#### [EXERCISE GOAL]
Filter the entries below, keeping every line that has the word "foremost".

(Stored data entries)
↓↓↓
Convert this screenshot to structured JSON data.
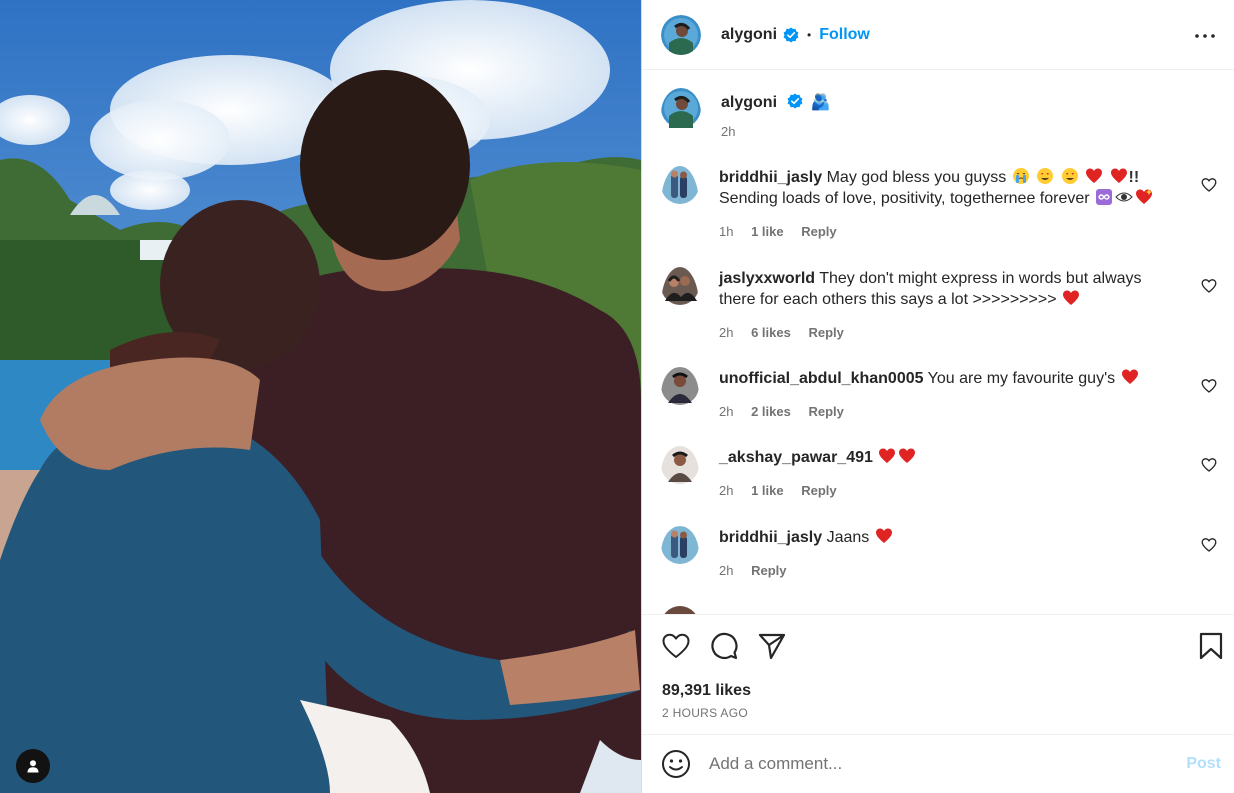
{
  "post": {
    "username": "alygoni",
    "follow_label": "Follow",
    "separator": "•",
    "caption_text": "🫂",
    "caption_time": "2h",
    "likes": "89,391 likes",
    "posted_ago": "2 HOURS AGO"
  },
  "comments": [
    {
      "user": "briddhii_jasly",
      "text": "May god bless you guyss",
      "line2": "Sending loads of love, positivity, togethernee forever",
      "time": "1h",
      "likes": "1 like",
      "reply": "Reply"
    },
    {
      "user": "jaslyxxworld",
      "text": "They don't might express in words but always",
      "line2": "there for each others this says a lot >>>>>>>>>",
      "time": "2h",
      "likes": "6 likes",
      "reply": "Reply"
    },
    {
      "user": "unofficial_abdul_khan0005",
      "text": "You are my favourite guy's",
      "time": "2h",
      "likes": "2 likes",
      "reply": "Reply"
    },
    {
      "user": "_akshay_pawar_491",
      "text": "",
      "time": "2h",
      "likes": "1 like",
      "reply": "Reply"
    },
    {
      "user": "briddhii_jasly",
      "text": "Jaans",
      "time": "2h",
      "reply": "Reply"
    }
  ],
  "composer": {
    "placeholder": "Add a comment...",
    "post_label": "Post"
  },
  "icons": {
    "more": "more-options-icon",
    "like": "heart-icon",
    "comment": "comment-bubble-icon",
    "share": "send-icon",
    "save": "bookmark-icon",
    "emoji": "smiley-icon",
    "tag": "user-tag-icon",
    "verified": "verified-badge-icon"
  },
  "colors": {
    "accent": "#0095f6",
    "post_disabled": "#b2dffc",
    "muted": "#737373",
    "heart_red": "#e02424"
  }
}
↑↑↑
↓↓↓
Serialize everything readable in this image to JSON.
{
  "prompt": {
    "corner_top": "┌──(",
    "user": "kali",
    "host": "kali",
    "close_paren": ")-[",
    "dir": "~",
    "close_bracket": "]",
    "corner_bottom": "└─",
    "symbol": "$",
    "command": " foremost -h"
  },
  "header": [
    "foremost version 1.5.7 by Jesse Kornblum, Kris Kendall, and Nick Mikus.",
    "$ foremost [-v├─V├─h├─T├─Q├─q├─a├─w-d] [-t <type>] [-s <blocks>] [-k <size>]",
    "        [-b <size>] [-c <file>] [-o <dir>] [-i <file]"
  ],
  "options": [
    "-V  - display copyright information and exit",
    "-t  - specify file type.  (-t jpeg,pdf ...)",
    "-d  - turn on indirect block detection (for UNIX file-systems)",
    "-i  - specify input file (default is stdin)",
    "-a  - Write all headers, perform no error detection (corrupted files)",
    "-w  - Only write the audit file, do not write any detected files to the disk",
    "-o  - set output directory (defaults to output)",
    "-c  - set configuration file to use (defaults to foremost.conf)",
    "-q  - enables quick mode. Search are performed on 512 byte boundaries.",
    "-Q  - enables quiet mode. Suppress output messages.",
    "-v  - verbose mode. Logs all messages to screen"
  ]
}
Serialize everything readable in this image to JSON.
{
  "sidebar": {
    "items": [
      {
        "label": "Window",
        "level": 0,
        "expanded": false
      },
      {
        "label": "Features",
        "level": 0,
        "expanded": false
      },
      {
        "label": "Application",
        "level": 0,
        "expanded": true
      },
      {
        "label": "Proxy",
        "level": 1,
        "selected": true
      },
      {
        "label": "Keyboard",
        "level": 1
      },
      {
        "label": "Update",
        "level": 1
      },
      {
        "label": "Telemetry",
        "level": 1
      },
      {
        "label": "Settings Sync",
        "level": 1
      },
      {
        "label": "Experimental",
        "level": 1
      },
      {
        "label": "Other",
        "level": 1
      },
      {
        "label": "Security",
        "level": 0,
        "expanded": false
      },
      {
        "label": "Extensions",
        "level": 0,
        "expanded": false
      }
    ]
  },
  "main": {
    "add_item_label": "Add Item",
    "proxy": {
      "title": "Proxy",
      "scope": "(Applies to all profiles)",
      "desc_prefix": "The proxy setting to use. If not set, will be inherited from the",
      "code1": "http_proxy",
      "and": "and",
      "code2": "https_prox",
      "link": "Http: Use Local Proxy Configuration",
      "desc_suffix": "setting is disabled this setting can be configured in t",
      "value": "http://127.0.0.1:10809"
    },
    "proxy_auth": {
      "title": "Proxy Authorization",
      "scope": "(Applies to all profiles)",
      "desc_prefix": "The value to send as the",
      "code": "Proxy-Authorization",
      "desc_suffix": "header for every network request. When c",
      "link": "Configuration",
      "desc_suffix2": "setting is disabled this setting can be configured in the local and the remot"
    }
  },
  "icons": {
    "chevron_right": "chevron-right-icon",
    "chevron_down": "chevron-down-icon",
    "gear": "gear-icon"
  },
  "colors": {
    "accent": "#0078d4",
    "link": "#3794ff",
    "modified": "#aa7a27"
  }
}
↑↑↑
#### [TASK RESPONSE]
    "command": " foremost -h"
    "foremost version 1.5.7 by Jesse Kornblum, Kris Kendall, and Nick Mikus.",
    "$ foremost [-v├─V├─h├─T├─Q├─q├─a├─w-d] [-t <type>] [-s <blocks>] [-k <size>]",
    "-c  - set configuration file to use (defaults to foremost.conf)",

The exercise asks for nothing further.